- **TASK STATEMENT**: Print each of the entries exactly, leaving nothing out.

(Some records)
** Begin **

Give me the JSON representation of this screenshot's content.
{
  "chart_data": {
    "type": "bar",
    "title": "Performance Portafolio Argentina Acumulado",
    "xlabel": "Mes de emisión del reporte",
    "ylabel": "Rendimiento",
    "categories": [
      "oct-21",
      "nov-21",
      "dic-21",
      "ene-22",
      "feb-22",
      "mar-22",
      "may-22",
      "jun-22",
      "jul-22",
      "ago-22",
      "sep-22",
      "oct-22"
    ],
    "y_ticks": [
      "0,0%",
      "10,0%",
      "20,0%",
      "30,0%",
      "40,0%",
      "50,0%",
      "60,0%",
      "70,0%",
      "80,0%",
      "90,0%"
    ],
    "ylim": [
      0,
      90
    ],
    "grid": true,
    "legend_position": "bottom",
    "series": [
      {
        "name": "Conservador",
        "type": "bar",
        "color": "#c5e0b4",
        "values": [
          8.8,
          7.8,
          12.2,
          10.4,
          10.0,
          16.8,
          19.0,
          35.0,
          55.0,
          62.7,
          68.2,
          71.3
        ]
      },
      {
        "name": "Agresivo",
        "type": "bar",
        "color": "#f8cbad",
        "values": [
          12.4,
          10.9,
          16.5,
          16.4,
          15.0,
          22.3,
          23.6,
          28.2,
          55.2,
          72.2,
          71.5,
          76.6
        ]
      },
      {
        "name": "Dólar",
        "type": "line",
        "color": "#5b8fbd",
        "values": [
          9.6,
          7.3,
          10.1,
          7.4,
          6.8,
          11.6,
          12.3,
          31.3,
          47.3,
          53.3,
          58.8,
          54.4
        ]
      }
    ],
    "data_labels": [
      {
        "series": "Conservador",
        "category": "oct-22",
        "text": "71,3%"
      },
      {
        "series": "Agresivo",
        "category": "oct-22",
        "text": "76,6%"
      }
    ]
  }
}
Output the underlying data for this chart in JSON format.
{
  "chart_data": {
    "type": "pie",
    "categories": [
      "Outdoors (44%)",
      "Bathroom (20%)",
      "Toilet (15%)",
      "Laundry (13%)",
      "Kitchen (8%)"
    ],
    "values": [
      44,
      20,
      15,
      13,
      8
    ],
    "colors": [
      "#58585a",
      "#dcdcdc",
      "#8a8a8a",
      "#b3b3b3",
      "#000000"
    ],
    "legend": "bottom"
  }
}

** End **

- **SOLUTION FOR THIS PROBLEM**:
Give me the JSON representation of this screenshot's content.
{
  "chart_data": {
    "type": "bar",
    "title": "Performance Portafolio Argentina Acumulado",
    "xlabel": "Mes de emisión del reporte",
    "ylabel": "Rendimiento",
    "categories": [
      "oct-21",
      "nov-21",
      "dic-21",
      "ene-22",
      "feb-22",
      "mar-22",
      "may-22",
      "jun-22",
      "jul-22",
      "ago-22",
      "sep-22",
      "oct-22"
    ],
    "y_ticks": [
      "0,0%",
      "10,0%",
      "20,0%",
      "30,0%",
      "40,0%",
      "50,0%",
      "60,0%",
      "70,0%",
      "80,0%",
      "90,0%"
    ],
    "ylim": [
      0,
      90
    ],
    "grid": true,
    "legend_position": "bottom",
    "series": [
      {
        "name": "Conservador",
        "type": "bar",
        "color": "#c5e0b4",
        "values": [
          8.8,
          7.8,
          12.2,
          10.4,
          10.0,
          16.8,
          19.0,
          35.0,
          55.0,
          62.7,
          68.2,
          71.3
        ]
      },
      {
        "name": "Agresivo",
        "type": "bar",
        "color": "#f8cbad",
        "values": [
          12.4,
          10.9,
          16.5,
          16.4,
          15.0,
          22.3,
          23.6,
          28.2,
          55.2,
          72.2,
          71.5,
          76.6
        ]
      },
      {
        "name": "Dólar",
        "type": "line",
        "color": "#5b8fbd",
        "values": [
          9.6,
          7.3,
          10.1,
          7.4,
          6.8,
          11.6,
          12.3,
          31.3,
          47.3,
          53.3,
          58.8,
          54.4
        ]
      }
    ],
    "data_labels": [
      {
        "series": "Conservador",
        "category": "oct-22",
        "text": "71,3%"
      },
      {
        "series": "Agresivo",
        "category": "oct-22",
        "text": "76,6%"
      }
    ]
  }
}
Output the underlying data for this chart in JSON format.
{
  "chart_data": {
    "type": "pie",
    "categories": [
      "Outdoors (44%)",
      "Bathroom (20%)",
      "Toilet (15%)",
      "Laundry (13%)",
      "Kitchen (8%)"
    ],
    "values": [
      44,
      20,
      15,
      13,
      8
    ],
    "colors": [
      "#58585a",
      "#dcdcdc",
      "#8a8a8a",
      "#b3b3b3",
      "#000000"
    ],
    "legend": "bottom"
  }
}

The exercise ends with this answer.